### WHAT YOU SHOULD DO
Search the entries below. Return every line that has "text" in it.
-- START OF AVAILABLE RECORDS --
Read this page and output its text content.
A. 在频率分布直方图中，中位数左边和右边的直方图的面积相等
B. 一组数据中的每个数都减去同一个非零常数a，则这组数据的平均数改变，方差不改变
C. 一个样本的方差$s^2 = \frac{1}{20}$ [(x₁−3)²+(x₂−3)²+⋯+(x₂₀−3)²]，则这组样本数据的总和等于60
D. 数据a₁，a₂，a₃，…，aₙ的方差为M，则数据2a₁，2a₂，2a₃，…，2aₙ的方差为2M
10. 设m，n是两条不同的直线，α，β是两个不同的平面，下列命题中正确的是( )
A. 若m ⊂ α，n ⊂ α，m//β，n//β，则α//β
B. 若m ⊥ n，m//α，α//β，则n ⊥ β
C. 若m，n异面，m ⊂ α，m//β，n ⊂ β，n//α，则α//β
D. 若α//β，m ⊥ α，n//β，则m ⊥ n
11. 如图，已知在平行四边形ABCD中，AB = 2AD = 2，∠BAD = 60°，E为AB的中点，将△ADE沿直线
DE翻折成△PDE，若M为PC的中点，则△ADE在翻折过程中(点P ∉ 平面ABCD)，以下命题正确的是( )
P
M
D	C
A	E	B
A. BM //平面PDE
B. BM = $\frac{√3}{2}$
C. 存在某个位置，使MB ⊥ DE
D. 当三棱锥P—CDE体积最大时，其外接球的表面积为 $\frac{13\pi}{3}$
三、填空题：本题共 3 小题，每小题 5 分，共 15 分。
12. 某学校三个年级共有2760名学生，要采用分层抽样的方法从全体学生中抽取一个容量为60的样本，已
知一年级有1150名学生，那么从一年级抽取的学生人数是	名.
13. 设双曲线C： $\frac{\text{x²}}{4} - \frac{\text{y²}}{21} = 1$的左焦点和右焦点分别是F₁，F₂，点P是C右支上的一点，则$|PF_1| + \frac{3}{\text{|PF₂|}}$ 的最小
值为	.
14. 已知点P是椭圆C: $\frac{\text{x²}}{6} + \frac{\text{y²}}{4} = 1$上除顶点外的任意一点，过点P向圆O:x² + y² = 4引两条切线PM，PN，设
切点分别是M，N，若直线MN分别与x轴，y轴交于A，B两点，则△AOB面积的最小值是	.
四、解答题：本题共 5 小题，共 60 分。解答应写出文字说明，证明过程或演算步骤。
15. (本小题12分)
-- END OF AVAILABLE RECORDS --
### TASK SOLUTION
Read this page and output its text content.
13. 设双曲线C： $\frac{\text{x²}}{4} - \frac{\text{y²}}{21} = 1$的左焦点和右焦点分别是F₁，F₂，点P是C右支上的一点，则$|PF_1| + \frac{3}{\text{|PF₂|}}$ 的最小
14. 已知点P是椭圆C: $\frac{\text{x²}}{6} + \frac{\text{y²}}{4} = 1$上除顶点外的任意一点，过点P向圆O:x² + y² = 4引两条切线PM，PN，设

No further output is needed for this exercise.